Stored data
::::::::

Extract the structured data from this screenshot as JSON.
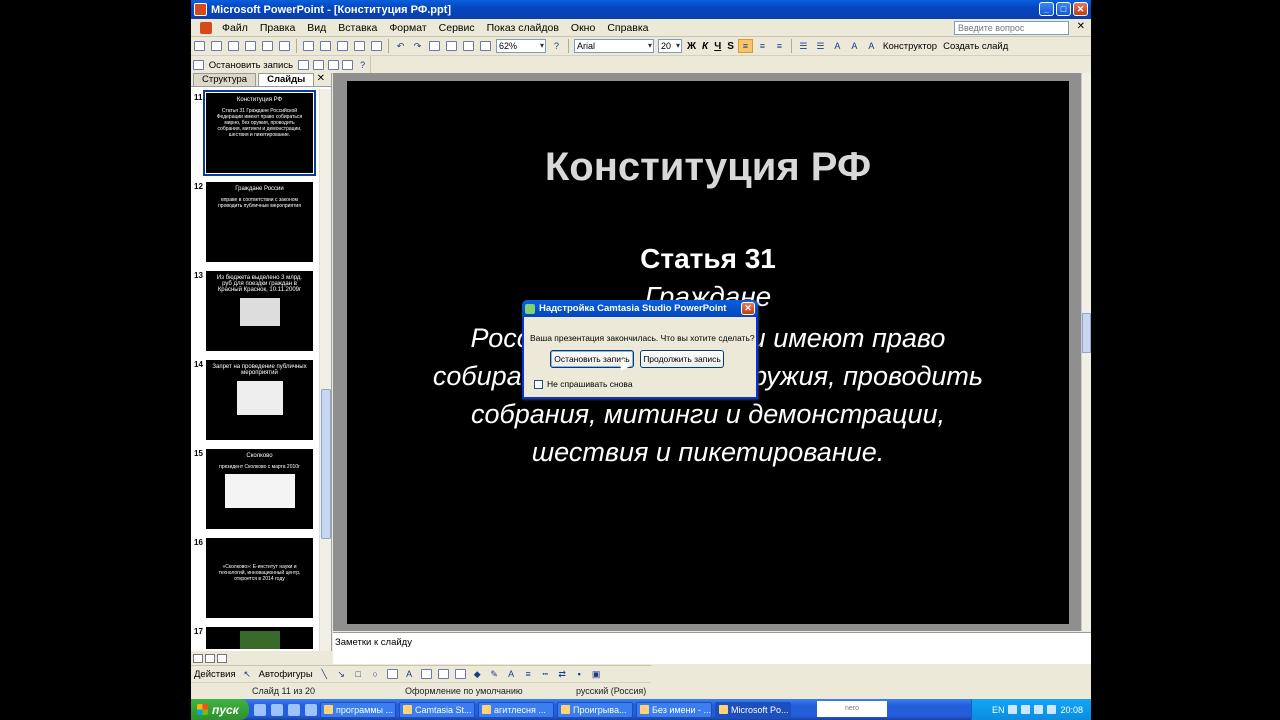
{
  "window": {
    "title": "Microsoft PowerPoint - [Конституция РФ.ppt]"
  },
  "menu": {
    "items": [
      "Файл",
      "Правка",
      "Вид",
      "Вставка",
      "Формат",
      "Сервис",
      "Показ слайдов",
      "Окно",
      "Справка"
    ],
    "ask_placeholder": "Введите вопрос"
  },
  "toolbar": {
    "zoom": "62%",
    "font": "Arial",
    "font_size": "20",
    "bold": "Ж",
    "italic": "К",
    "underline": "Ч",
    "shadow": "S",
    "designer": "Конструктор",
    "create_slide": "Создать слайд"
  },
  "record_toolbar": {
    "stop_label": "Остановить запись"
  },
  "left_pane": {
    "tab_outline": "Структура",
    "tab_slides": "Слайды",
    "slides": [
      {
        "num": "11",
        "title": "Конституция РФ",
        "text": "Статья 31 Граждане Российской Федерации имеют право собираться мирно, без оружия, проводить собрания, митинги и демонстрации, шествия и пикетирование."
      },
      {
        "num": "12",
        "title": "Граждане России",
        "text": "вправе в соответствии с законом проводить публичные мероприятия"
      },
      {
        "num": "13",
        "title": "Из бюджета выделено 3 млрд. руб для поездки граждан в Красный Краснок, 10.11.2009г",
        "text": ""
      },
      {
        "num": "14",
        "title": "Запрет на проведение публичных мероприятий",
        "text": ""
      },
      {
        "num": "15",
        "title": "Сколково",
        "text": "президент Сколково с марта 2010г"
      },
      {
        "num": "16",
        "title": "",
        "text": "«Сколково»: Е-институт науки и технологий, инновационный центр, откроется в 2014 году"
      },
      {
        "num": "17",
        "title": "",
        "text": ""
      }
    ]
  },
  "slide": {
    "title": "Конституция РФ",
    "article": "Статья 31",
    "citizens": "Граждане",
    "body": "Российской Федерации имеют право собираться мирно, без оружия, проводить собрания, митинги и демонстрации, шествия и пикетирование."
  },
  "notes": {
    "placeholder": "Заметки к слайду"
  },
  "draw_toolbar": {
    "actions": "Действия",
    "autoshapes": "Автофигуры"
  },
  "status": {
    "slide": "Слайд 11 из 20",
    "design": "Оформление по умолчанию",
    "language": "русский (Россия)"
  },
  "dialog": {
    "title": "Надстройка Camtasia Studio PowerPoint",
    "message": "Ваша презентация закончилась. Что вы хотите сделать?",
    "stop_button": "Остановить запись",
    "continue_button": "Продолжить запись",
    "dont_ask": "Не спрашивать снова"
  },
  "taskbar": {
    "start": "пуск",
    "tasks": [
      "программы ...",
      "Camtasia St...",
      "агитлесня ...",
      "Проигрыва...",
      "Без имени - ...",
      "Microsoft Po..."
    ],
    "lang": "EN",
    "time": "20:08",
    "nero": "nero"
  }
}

::::::::

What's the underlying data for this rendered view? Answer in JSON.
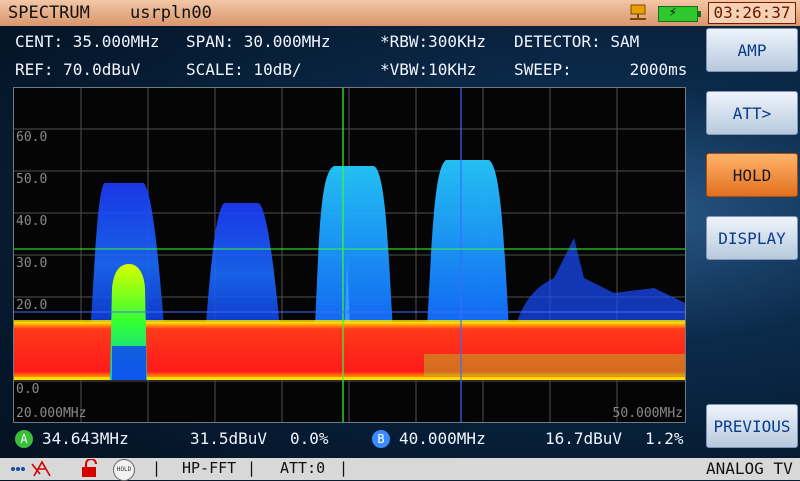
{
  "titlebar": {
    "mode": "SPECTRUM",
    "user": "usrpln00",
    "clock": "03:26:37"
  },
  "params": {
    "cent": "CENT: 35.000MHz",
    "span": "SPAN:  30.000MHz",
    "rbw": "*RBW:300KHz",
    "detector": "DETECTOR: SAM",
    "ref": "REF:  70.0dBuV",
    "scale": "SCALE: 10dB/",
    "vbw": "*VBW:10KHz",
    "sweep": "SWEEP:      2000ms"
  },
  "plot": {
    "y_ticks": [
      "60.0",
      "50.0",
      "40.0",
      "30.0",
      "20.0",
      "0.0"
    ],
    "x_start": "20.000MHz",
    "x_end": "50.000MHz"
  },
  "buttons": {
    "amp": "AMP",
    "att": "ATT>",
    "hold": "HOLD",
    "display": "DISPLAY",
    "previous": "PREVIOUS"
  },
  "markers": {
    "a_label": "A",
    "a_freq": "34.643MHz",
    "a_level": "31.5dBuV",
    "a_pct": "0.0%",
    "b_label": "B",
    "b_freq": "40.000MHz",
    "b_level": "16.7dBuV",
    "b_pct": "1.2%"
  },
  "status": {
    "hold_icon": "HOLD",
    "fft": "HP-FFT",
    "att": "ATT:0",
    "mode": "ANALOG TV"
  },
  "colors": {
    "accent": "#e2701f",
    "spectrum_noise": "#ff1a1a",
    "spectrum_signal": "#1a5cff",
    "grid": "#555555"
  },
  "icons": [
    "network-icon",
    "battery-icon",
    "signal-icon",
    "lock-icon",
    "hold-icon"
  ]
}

::::::::

Stated task ->
Copy out every line of the data that includes the word "Остановить".

Exercise output ->
    "stop_label": "Остановить запись"
    "stop_button": "Остановить запись",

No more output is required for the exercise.